DIRECTION :: In the material below, list every line carrying the string "аттик".

EXCERPTED RECORDS ::
^^^^^^^^^^^^^^^^
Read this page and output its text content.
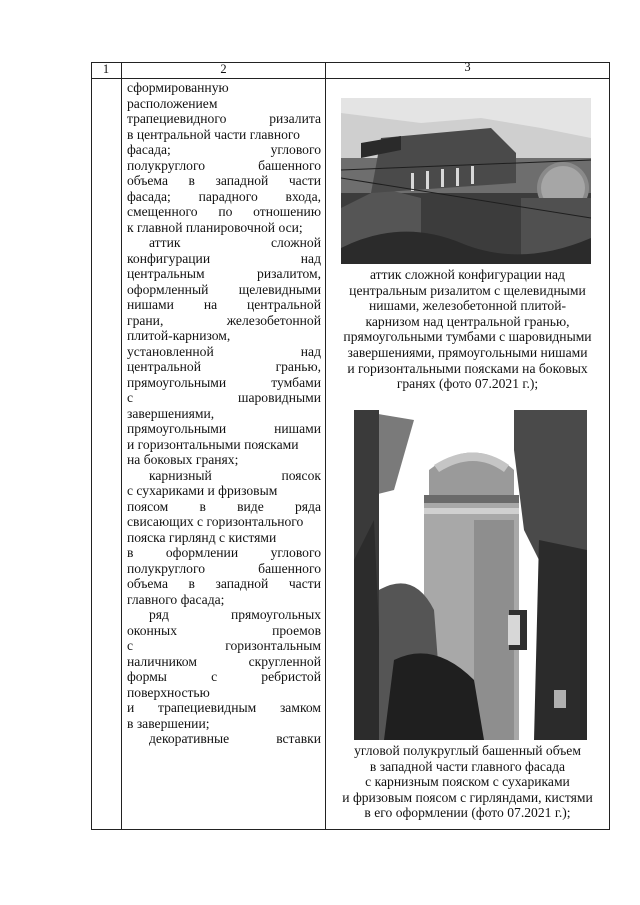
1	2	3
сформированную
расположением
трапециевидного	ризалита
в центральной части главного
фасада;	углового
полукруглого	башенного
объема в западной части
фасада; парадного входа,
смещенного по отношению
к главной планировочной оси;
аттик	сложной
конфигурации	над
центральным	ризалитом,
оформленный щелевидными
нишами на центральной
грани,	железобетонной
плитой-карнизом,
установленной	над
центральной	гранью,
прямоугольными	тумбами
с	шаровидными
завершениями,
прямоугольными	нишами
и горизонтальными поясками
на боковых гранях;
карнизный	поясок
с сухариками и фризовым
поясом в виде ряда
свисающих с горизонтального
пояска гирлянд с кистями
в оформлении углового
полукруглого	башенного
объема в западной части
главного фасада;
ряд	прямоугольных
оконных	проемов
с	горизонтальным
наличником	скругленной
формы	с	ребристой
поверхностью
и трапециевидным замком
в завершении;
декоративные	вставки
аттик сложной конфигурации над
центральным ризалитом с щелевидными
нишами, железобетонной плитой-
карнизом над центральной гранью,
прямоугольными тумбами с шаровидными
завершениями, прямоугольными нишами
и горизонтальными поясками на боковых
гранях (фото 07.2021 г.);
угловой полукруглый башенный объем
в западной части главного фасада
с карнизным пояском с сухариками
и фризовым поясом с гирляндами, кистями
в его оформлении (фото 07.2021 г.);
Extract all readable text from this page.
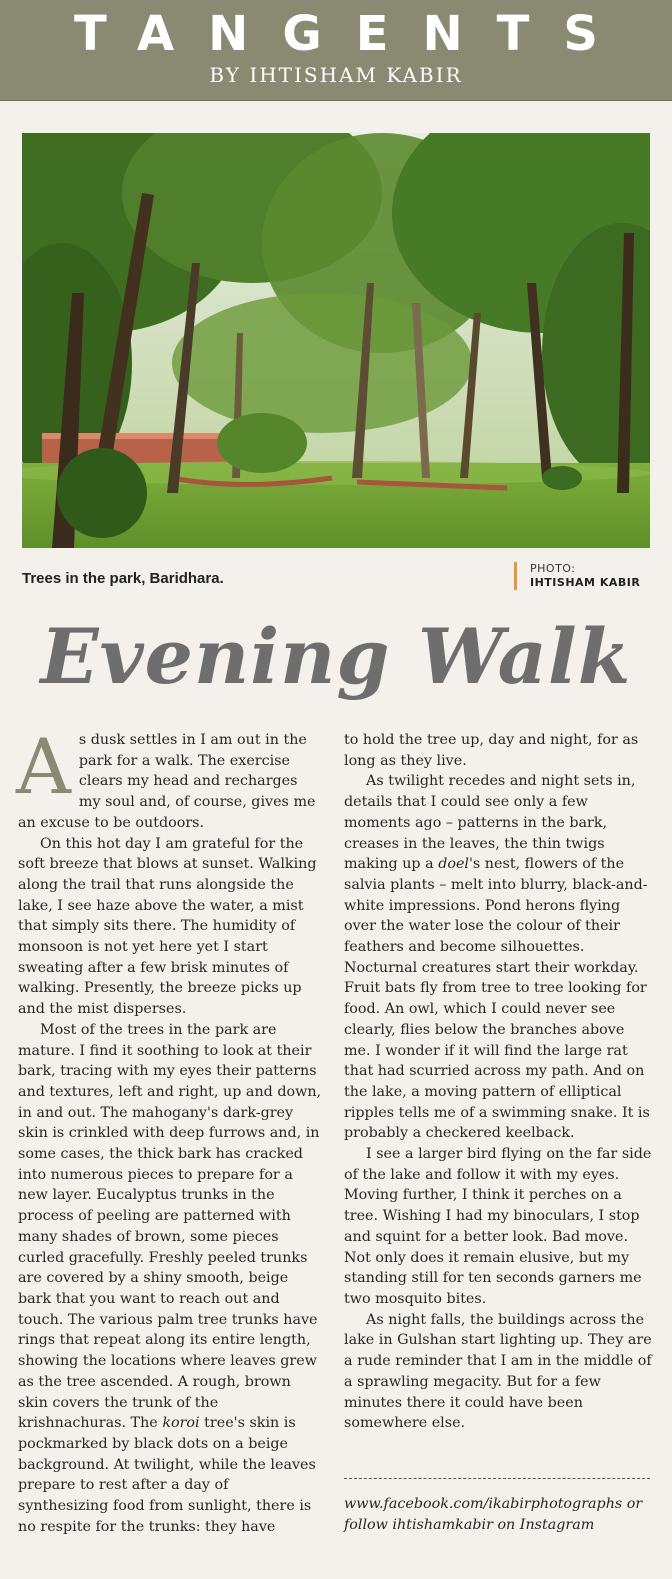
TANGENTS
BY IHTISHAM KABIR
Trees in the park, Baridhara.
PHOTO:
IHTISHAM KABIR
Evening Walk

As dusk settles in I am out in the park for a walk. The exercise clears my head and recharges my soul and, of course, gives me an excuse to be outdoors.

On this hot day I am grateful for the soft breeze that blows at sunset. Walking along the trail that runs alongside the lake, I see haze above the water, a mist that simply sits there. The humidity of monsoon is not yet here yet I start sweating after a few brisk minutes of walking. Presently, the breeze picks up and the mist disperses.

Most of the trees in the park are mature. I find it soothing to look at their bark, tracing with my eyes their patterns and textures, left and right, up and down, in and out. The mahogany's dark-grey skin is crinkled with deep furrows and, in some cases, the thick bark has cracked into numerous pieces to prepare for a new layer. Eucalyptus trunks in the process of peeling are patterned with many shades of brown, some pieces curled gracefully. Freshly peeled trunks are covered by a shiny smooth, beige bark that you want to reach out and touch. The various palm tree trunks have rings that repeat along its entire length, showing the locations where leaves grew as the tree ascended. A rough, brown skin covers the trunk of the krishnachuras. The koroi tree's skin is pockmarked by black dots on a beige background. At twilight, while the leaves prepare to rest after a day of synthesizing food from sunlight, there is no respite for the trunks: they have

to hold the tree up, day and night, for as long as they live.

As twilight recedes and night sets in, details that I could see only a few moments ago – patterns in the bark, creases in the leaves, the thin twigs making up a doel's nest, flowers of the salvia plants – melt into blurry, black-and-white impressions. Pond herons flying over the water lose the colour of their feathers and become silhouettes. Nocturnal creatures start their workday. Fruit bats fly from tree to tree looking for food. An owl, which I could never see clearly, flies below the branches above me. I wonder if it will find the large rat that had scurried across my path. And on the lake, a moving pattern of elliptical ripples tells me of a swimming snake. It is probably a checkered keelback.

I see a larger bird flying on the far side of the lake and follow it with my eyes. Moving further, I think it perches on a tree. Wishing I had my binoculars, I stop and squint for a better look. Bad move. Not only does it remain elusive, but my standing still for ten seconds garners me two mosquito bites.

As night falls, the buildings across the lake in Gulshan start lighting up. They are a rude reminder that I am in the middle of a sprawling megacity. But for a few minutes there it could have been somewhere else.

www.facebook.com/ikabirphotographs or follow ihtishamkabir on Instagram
^^^^^^^^^^^^^^^^
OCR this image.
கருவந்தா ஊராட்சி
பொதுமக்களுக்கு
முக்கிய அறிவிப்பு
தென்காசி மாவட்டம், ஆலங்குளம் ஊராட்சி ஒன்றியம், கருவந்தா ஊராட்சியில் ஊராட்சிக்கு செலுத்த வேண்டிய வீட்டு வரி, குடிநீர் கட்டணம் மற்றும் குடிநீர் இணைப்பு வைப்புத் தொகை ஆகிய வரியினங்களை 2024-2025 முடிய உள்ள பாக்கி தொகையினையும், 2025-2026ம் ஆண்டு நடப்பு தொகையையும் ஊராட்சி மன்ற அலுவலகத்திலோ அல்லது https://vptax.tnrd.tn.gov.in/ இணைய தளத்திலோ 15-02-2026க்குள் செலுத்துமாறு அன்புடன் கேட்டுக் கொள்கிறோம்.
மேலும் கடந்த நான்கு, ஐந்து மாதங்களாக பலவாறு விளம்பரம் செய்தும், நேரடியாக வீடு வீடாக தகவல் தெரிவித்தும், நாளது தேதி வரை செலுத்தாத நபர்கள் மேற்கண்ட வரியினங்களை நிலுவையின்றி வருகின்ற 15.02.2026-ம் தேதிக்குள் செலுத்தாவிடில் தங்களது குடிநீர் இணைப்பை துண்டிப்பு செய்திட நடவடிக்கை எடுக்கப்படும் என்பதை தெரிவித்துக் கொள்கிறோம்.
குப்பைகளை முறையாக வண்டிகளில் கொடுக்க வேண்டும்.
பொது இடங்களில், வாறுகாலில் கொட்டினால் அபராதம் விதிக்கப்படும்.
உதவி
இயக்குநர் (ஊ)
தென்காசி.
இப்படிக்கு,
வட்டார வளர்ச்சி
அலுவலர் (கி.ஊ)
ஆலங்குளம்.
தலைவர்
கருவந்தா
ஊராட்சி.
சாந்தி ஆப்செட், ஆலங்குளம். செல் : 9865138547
^^^^^^^^^^^^^^^^
OUTPUT OF THE TASK ::
аттик	сложной
аттик сложной конфигурации над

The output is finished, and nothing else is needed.